> _Request_
Write out the records below once more, exactly as they stand.

(Dataset items)
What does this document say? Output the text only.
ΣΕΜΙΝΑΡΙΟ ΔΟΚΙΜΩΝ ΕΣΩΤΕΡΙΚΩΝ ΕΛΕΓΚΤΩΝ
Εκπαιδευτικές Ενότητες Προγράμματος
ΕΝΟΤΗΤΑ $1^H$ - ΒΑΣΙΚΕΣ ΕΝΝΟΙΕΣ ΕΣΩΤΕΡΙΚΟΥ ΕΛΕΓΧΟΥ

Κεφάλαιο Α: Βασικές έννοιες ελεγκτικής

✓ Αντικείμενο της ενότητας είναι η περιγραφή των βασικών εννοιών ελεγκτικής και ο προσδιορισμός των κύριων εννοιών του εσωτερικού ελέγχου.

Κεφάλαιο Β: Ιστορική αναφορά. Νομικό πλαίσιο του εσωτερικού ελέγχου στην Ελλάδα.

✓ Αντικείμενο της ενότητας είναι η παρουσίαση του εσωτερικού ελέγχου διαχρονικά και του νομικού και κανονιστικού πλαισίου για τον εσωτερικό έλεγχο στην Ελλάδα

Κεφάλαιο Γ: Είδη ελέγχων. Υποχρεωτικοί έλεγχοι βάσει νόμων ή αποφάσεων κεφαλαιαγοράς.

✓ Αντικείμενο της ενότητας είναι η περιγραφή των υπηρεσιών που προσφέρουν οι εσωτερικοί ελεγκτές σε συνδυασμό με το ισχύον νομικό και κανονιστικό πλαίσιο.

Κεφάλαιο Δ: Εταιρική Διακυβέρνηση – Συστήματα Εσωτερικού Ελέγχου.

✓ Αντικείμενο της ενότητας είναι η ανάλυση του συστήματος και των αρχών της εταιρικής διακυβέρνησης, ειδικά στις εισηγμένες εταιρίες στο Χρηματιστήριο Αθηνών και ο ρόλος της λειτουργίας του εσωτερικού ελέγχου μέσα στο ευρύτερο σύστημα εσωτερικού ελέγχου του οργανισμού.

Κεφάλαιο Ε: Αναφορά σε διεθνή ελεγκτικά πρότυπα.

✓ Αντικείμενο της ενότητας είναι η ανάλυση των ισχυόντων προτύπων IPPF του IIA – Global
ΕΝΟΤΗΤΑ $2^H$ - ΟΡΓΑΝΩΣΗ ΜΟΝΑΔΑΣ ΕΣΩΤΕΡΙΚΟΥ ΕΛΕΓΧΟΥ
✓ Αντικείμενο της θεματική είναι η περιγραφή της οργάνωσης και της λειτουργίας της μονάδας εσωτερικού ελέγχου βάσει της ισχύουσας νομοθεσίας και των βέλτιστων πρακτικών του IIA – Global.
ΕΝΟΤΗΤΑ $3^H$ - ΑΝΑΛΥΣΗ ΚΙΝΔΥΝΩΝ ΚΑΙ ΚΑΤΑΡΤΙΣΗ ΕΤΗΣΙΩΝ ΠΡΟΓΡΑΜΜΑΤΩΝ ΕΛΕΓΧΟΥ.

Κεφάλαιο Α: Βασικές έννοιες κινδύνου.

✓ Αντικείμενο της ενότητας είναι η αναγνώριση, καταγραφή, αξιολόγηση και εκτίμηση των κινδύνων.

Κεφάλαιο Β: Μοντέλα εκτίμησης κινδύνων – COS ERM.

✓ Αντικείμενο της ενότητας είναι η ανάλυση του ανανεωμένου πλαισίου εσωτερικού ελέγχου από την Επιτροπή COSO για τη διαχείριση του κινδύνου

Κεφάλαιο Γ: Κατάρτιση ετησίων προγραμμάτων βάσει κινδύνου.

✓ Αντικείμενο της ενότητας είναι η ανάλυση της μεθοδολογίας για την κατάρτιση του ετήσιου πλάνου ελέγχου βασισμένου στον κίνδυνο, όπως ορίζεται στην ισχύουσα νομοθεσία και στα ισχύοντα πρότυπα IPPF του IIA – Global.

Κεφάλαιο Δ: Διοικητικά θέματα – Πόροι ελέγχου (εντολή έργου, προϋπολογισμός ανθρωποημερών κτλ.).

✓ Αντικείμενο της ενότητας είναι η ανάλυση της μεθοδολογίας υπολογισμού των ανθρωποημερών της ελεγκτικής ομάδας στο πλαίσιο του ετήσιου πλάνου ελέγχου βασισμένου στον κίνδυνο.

> _Reply to the exercise_
What does this document say? Output the text only.
ΣΕΜΙΝΑΡΙΟ ΔΟΚΙΜΩΝ ΕΣΩΤΕΡΙΚΩΝ ΕΛΕΓΚΤΩΝ
Εκπαιδευτικές Ενότητες Προγράμματος
ΕΝΟΤΗΤΑ $1^H$ - ΒΑΣΙΚΕΣ ΕΝΝΟΙΕΣ ΕΣΩΤΕΡΙΚΟΥ ΕΛΕΓΧΟΥ

Κεφάλαιο Α: Βασικές έννοιες ελεγκτικής

✓ Αντικείμενο της ενότητας είναι η περιγραφή των βασικών εννοιών ελεγκτικής και ο προσδιορισμός των κύριων εννοιών του εσωτερικού ελέγχου.

Κεφάλαιο Β: Ιστορική αναφορά. Νομικό πλαίσιο του εσωτερικού ελέγχου στην Ελλάδα.

✓ Αντικείμενο της ενότητας είναι η παρουσίαση του εσωτερικού ελέγχου διαχρονικά και του νομικού και κανονιστικού πλαισίου για τον εσωτερικό έλεγχο στην Ελλάδα

Κεφάλαιο Γ: Είδη ελέγχων. Υποχρεωτικοί έλεγχοι βάσει νόμων ή αποφάσεων κεφαλαιαγοράς.

✓ Αντικείμενο της ενότητας είναι η περιγραφή των υπηρεσιών που προσφέρουν οι εσωτερικοί ελεγκτές σε συνδυασμό με το ισχύον νομικό και κανονιστικό πλαίσιο.

Κεφάλαιο Δ: Εταιρική Διακυβέρνηση – Συστήματα Εσωτερικού Ελέγχου.

✓ Αντικείμενο της ενότητας είναι η ανάλυση του συστήματος και των αρχών της εταιρικής διακυβέρνησης, ειδικά στις εισηγμένες εταιρίες στο Χρηματιστήριο Αθηνών και ο ρόλος της λειτουργίας του εσωτερικού ελέγχου μέσα στο ευρύτερο σύστημα εσωτερικού ελέγχου του οργανισμού.

Κεφάλαιο Ε: Αναφορά σε διεθνή ελεγκτικά πρότυπα.

✓ Αντικείμενο της ενότητας είναι η ανάλυση των ισχυόντων προτύπων IPPF του IIA – Global
ΕΝΟΤΗΤΑ $2^H$ - ΟΡΓΑΝΩΣΗ ΜΟΝΑΔΑΣ ΕΣΩΤΕΡΙΚΟΥ ΕΛΕΓΧΟΥ
✓ Αντικείμενο της θεματική είναι η περιγραφή της οργάνωσης και της λειτουργίας της μονάδας εσωτερικού ελέγχου βάσει της ισχύουσας νομοθεσίας και των βέλτιστων πρακτικών του IIA – Global.
ΕΝΟΤΗΤΑ $3^H$ - ΑΝΑΛΥΣΗ ΚΙΝΔΥΝΩΝ ΚΑΙ ΚΑΤΑΡΤΙΣΗ ΕΤΗΣΙΩΝ ΠΡΟΓΡΑΜΜΑΤΩΝ ΕΛΕΓΧΟΥ.

Κεφάλαιο Α: Βασικές έννοιες κινδύνου.

✓ Αντικείμενο της ενότητας είναι η αναγνώριση, καταγραφή, αξιολόγηση και εκτίμηση των κινδύνων.

Κεφάλαιο Β: Μοντέλα εκτίμησης κινδύνων – COS ERM.

✓ Αντικείμενο της ενότητας είναι η ανάλυση του ανανεωμένου πλαισίου εσωτερικού ελέγχου από την Επιτροπή COSO για τη διαχείριση του κινδύνου

Κεφάλαιο Γ: Κατάρτιση ετησίων προγραμμάτων βάσει κινδύνου.

✓ Αντικείμενο της ενότητας είναι η ανάλυση της μεθοδολογίας για την κατάρτιση του ετήσιου πλάνου ελέγχου βασισμένου στον κίνδυνο, όπως ορίζεται στην ισχύουσα νομοθεσία και στα ισχύοντα πρότυπα IPPF του IIA – Global.

Κεφάλαιο Δ: Διοικητικά θέματα – Πόροι ελέγχου (εντολή έργου, προϋπολογισμός ανθρωποημερών κτλ.).

✓ Αντικείμενο της ενότητας είναι η ανάλυση της μεθοδολογίας υπολογισμού των ανθρωποημερών της ελεγκτικής ομάδας στο πλαίσιο του ετήσιου πλάνου ελέγχου βασισμένου στον κίνδυνο.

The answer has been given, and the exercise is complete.